Print all the data, keeping every line exactly as it is.

>> start

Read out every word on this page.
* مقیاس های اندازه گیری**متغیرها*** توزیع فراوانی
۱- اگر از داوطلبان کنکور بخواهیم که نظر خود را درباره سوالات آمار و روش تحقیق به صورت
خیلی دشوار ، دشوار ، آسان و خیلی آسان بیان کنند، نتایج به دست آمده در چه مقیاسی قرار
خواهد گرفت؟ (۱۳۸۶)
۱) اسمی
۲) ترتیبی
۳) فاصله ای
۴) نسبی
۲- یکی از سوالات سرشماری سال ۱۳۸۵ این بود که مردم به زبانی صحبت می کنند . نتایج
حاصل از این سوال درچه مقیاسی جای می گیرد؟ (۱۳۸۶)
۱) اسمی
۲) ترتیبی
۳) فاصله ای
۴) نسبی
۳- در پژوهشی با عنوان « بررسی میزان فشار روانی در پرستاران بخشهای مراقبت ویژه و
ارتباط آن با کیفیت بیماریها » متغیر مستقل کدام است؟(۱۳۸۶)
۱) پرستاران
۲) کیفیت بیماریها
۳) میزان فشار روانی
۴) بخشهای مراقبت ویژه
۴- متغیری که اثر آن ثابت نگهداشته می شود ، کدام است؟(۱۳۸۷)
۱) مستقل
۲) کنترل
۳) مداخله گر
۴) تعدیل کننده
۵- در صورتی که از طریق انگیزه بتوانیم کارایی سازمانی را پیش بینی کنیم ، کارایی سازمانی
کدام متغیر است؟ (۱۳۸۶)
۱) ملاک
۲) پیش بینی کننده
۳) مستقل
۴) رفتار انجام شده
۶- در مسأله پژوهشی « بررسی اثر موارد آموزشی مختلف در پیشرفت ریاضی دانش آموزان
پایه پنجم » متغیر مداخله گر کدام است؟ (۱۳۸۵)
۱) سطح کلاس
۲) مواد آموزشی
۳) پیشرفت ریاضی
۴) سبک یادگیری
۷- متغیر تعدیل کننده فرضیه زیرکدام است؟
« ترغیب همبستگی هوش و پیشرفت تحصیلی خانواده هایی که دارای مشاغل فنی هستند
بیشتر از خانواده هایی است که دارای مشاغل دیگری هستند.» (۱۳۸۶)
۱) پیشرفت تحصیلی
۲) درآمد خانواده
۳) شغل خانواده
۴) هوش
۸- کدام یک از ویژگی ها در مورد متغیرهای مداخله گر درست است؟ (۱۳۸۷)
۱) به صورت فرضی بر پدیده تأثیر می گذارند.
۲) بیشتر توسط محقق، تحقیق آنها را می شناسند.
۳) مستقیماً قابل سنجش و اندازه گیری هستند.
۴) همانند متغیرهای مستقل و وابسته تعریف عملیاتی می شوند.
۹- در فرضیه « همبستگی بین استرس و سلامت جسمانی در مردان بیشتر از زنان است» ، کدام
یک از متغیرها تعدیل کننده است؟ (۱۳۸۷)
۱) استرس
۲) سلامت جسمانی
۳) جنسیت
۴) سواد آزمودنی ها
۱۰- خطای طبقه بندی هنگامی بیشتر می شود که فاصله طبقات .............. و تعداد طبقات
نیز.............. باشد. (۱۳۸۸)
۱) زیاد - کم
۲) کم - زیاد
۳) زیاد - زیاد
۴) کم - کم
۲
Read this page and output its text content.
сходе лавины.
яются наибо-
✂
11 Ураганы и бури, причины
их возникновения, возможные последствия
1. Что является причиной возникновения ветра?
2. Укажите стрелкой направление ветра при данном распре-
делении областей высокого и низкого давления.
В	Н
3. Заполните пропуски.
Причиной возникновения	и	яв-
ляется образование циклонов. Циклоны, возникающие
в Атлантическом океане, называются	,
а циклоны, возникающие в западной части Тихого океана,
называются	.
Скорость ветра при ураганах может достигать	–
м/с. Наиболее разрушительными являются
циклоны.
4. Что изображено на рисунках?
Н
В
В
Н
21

>> end

TASK RESULT:
Read out every word on this page.
* مقیاس های اندازه گیری**متغیرها*** توزیع فراوانی
۱- اگر از داوطلبان کنکور بخواهیم که نظر خود را درباره سوالات آمار و روش تحقیق به صورت
خیلی دشوار ، دشوار ، آسان و خیلی آسان بیان کنند، نتایج به دست آمده در چه مقیاسی قرار
خواهد گرفت؟ (۱۳۸۶)
۱) اسمی
۲) ترتیبی
۳) فاصله ای
۴) نسبی
۲- یکی از سوالات سرشماری سال ۱۳۸۵ این بود که مردم به زبانی صحبت می کنند . نتایج
حاصل از این سوال درچه مقیاسی جای می گیرد؟ (۱۳۸۶)
۱) اسمی
۲) ترتیبی
۳) فاصله ای
۴) نسبی
۳- در پژوهشی با عنوان « بررسی میزان فشار روانی در پرستاران بخشهای مراقبت ویژه و
ارتباط آن با کیفیت بیماریها » متغیر مستقل کدام است؟(۱۳۸۶)
۱) پرستاران
۲) کیفیت بیماریها
۳) میزان فشار روانی
۴) بخشهای مراقبت ویژه
۴- متغیری که اثر آن ثابت نگهداشته می شود ، کدام است؟(۱۳۸۷)
۱) مستقل
۲) کنترل
۳) مداخله گر
۴) تعدیل کننده
۵- در صورتی که از طریق انگیزه بتوانیم کارایی سازمانی را پیش بینی کنیم ، کارایی سازمانی
کدام متغیر است؟ (۱۳۸۶)
۱) ملاک
۲) پیش بینی کننده
۳) مستقل
۴) رفتار انجام شده
۶- در مسأله پژوهشی « بررسی اثر موارد آموزشی مختلف در پیشرفت ریاضی دانش آموزان
پایه پنجم » متغیر مداخله گر کدام است؟ (۱۳۸۵)
۱) سطح کلاس
۲) مواد آموزشی
۳) پیشرفت ریاضی
۴) سبک یادگیری
۷- متغیر تعدیل کننده فرضیه زیرکدام است؟
« ترغیب همبستگی هوش و پیشرفت تحصیلی خانواده هایی که دارای مشاغل فنی هستند
بیشتر از خانواده هایی است که دارای مشاغل دیگری هستند.» (۱۳۸۶)
۱) پیشرفت تحصیلی
۲) درآمد خانواده
۳) شغل خانواده
۴) هوش
۸- کدام یک از ویژگی ها در مورد متغیرهای مداخله گر درست است؟ (۱۳۸۷)
۱) به صورت فرضی بر پدیده تأثیر می گذارند.
۲) بیشتر توسط محقق، تحقیق آنها را می شناسند.
۳) مستقیماً قابل سنجش و اندازه گیری هستند.
۴) همانند متغیرهای مستقل و وابسته تعریف عملیاتی می شوند.
۹- در فرضیه « همبستگی بین استرس و سلامت جسمانی در مردان بیشتر از زنان است» ، کدام
یک از متغیرها تعدیل کننده است؟ (۱۳۸۷)
۱) استرس
۲) سلامت جسمانی
۳) جنسیت
۴) سواد آزمودنی ها
۱۰- خطای طبقه بندی هنگامی بیشتر می شود که فاصله طبقات .............. و تعداد طبقات
نیز.............. باشد. (۱۳۸۸)
۱) زیاد - کم
۲) کم - زیاد
۳) زیاد - زیاد
۴) کم - کم
۲
Read this page and output its text content.
сходе лавины.
яются наибо-
✂
11 Ураганы и бури, причины
их возникновения, возможные последствия
1. Что является причиной возникновения ветра?
2. Укажите стрелкой направление ветра при данном распре-
делении областей высокого и низкого давления.
В	Н
3. Заполните пропуски.
Причиной возникновения	и	яв-
ляется образование циклонов. Циклоны, возникающие
в Атлантическом океане, называются	,
а циклоны, возникающие в западной части Тихого океана,
называются	.
Скорость ветра при ураганах может достигать	–
м/с. Наиболее разрушительными являются
циклоны.
4. Что изображено на рисунках?
Н
В
В
Н
21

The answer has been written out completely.